-- WHAT IS ASKED --
The records that follow are to be repeated without alteration.

Stored entries:
○ ○ ○ ○ ○

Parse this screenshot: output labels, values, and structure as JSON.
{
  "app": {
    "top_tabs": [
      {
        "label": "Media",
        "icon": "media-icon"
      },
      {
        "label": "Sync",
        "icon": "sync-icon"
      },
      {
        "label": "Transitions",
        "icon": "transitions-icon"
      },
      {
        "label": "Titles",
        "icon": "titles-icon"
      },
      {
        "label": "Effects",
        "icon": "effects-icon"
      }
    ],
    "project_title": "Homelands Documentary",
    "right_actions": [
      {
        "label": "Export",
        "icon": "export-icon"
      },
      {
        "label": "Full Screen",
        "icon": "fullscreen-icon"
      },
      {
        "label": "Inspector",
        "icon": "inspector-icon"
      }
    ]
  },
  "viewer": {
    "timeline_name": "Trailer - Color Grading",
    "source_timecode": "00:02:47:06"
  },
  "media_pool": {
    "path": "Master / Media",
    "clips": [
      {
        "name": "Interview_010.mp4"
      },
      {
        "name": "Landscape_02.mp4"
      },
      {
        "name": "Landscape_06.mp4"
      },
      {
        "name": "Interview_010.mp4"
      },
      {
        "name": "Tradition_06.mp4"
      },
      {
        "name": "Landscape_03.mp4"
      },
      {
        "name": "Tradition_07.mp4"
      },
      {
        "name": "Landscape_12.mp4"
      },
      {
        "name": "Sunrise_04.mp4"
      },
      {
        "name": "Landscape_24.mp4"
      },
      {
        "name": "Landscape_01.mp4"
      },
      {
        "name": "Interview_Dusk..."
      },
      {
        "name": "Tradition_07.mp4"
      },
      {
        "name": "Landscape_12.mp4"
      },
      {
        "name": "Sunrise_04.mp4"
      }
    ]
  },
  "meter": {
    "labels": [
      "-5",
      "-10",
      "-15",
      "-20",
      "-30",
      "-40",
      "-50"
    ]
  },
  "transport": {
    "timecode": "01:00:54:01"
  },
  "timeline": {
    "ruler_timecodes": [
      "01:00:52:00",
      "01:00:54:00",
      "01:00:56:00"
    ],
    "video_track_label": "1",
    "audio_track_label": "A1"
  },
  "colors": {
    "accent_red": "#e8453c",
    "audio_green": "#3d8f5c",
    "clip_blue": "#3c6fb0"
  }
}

○ ○ ○ ○ ○

-- RESULT OF THIS EXERCISE --
Parse this screenshot: output labels, values, and structure as JSON.
{
  "app": {
    "top_tabs": [
      {
        "label": "Media",
        "icon": "media-icon"
      },
      {
        "label": "Sync",
        "icon": "sync-icon"
      },
      {
        "label": "Transitions",
        "icon": "transitions-icon"
      },
      {
        "label": "Titles",
        "icon": "titles-icon"
      },
      {
        "label": "Effects",
        "icon": "effects-icon"
      }
    ],
    "project_title": "Homelands Documentary",
    "right_actions": [
      {
        "label": "Export",
        "icon": "export-icon"
      },
      {
        "label": "Full Screen",
        "icon": "fullscreen-icon"
      },
      {
        "label": "Inspector",
        "icon": "inspector-icon"
      }
    ]
  },
  "viewer": {
    "timeline_name": "Trailer - Color Grading",
    "source_timecode": "00:02:47:06"
  },
  "media_pool": {
    "path": "Master / Media",
    "clips": [
      {
        "name": "Interview_010.mp4"
      },
      {
        "name": "Landscape_02.mp4"
      },
      {
        "name": "Landscape_06.mp4"
      },
      {
        "name": "Interview_010.mp4"
      },
      {
        "name": "Tradition_06.mp4"
      },
      {
        "name": "Landscape_03.mp4"
      },
      {
        "name": "Tradition_07.mp4"
      },
      {
        "name": "Landscape_12.mp4"
      },
      {
        "name": "Sunrise_04.mp4"
      },
      {
        "name": "Landscape_24.mp4"
      },
      {
        "name": "Landscape_01.mp4"
      },
      {
        "name": "Interview_Dusk..."
      },
      {
        "name": "Tradition_07.mp4"
      },
      {
        "name": "Landscape_12.mp4"
      },
      {
        "name": "Sunrise_04.mp4"
      }
    ]
  },
  "meter": {
    "labels": [
      "-5",
      "-10",
      "-15",
      "-20",
      "-30",
      "-40",
      "-50"
    ]
  },
  "transport": {
    "timecode": "01:00:54:01"
  },
  "timeline": {
    "ruler_timecodes": [
      "01:00:52:00",
      "01:00:54:00",
      "01:00:56:00"
    ],
    "video_track_label": "1",
    "audio_track_label": "A1"
  },
  "colors": {
    "accent_red": "#e8453c",
    "audio_green": "#3d8f5c",
    "clip_blue": "#3c6fb0"
  }
}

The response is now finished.